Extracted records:
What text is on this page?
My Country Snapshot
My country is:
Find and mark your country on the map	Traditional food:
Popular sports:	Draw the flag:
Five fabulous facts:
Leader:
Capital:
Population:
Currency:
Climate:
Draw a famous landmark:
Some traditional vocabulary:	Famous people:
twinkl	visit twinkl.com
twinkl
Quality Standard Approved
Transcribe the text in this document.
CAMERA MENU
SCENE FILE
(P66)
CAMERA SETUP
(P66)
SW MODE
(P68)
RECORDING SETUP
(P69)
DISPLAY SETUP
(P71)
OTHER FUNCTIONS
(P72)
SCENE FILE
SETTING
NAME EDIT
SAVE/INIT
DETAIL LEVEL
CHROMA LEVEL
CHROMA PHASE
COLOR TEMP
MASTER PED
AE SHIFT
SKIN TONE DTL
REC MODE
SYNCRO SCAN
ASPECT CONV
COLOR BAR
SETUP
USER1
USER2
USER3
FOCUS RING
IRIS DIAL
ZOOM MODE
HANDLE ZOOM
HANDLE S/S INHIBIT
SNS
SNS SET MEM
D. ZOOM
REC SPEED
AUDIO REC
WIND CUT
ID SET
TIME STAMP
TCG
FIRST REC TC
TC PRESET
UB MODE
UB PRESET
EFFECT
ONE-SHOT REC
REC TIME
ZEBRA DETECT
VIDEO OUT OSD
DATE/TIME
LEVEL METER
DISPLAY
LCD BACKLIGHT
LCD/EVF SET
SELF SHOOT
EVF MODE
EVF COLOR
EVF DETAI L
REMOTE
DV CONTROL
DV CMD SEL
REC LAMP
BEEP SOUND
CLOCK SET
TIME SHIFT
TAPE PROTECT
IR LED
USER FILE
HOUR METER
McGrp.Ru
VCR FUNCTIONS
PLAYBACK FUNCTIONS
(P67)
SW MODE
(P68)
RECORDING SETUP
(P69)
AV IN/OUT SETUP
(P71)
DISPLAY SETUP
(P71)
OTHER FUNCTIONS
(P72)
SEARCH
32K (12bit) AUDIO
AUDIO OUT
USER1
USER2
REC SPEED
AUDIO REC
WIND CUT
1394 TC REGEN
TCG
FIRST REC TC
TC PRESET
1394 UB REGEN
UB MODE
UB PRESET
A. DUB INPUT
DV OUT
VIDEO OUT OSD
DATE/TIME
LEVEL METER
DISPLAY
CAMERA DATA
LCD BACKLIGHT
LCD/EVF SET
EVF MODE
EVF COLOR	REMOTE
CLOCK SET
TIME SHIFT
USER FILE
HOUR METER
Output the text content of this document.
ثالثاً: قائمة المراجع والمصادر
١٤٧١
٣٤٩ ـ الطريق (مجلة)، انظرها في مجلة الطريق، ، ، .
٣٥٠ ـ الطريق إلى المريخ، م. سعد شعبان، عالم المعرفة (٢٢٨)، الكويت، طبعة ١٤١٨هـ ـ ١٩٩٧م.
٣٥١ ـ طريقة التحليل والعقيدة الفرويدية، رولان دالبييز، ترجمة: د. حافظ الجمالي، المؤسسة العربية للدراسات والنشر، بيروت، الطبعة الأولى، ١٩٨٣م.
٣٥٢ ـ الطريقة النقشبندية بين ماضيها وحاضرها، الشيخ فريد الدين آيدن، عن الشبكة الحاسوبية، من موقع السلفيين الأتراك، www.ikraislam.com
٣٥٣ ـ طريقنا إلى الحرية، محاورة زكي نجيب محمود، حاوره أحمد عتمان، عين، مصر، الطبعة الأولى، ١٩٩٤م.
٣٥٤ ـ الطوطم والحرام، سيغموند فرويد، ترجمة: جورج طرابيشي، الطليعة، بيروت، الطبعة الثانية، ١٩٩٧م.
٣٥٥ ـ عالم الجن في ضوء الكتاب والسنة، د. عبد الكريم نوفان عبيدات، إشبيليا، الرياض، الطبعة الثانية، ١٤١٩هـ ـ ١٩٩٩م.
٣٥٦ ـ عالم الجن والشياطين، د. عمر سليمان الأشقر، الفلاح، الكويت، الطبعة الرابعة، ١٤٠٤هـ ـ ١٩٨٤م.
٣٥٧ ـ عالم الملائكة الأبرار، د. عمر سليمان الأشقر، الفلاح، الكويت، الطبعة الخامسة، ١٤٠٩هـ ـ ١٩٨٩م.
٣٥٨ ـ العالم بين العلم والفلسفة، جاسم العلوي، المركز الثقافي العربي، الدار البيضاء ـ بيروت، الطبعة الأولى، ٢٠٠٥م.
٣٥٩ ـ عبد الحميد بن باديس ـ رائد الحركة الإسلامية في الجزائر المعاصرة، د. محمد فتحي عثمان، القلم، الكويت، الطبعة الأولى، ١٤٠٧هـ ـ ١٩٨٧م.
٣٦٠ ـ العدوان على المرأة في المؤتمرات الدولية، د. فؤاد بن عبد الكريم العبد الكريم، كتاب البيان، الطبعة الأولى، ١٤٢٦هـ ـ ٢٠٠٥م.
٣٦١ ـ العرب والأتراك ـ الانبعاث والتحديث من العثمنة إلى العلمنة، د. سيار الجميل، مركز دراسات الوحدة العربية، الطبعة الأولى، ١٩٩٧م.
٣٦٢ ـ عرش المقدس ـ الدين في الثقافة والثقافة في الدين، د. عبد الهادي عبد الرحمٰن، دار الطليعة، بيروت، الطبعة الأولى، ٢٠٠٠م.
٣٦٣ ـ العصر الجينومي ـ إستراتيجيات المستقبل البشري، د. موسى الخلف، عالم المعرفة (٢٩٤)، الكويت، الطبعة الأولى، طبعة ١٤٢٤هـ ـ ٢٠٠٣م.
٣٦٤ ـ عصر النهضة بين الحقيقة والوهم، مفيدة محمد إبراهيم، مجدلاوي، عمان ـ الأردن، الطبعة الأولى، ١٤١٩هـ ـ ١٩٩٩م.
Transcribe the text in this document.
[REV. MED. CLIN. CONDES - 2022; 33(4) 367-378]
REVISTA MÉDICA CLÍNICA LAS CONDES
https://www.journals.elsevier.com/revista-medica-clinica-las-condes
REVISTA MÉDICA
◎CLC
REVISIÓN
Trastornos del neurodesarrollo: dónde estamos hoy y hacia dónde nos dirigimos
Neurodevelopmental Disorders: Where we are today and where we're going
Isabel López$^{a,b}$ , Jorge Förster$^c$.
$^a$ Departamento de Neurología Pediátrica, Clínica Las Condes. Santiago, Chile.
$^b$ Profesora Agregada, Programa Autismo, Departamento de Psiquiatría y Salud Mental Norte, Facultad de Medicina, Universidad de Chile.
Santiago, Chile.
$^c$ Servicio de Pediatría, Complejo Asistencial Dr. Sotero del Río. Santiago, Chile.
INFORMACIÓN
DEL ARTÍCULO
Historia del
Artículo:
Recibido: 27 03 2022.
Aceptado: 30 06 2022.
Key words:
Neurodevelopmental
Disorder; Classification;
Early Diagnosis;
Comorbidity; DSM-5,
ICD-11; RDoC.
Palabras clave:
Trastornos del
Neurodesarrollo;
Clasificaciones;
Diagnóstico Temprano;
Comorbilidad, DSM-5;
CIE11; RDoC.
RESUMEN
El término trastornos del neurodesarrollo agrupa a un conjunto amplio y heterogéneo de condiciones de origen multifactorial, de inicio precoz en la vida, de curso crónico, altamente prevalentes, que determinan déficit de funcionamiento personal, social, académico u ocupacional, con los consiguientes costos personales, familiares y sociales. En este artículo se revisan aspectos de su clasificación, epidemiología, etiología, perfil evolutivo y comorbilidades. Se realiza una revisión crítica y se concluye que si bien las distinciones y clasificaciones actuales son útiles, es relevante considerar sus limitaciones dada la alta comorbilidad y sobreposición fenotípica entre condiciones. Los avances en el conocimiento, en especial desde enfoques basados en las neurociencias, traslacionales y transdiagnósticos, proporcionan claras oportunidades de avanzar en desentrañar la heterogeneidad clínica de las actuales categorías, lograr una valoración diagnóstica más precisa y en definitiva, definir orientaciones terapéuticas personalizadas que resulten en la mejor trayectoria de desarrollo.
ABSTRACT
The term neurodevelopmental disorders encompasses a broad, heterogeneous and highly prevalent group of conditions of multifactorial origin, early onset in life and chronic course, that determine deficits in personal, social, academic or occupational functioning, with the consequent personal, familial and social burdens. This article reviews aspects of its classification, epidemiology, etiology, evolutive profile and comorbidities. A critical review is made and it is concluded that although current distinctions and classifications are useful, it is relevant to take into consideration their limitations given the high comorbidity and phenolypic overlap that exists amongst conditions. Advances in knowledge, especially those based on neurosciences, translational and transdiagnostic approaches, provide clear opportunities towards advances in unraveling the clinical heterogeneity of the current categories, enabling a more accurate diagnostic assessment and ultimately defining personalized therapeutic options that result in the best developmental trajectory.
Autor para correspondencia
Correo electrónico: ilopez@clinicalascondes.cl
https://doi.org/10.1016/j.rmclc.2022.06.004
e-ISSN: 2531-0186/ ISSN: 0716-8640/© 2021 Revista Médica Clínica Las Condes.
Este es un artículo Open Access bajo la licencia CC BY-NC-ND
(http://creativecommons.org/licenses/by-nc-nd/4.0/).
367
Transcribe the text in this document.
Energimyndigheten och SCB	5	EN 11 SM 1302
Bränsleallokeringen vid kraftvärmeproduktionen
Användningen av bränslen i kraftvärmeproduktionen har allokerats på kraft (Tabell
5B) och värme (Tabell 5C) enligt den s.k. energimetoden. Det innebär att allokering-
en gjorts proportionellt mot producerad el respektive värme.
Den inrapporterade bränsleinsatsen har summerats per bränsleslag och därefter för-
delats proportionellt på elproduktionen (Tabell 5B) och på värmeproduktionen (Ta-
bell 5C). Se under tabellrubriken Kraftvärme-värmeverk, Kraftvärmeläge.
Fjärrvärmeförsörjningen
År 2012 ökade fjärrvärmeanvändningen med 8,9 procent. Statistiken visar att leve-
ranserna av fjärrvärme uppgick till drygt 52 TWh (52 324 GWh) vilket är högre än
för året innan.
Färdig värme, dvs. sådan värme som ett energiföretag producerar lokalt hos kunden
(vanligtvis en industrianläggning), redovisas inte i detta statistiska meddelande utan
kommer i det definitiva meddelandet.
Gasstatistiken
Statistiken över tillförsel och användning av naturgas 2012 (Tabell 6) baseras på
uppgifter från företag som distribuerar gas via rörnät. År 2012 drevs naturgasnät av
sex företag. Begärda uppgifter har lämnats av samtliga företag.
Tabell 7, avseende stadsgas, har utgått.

* [Work to do] Pick out the lines that contain "الجن" and copy them.

* [Exercise output]
٣٥٥ ـ عالم الجن في ضوء الكتاب والسنة، د. عبد الكريم نوفان عبيدات، إشبيليا، الرياض، الطبعة الثانية، ١٤١٩هـ ـ ١٩٩٩م.
٣٥٦ ـ عالم الجن والشياطين، د. عمر سليمان الأشقر، الفلاح، الكويت، الطبعة الرابعة، ١٤٠٤هـ ـ ١٩٨٤م.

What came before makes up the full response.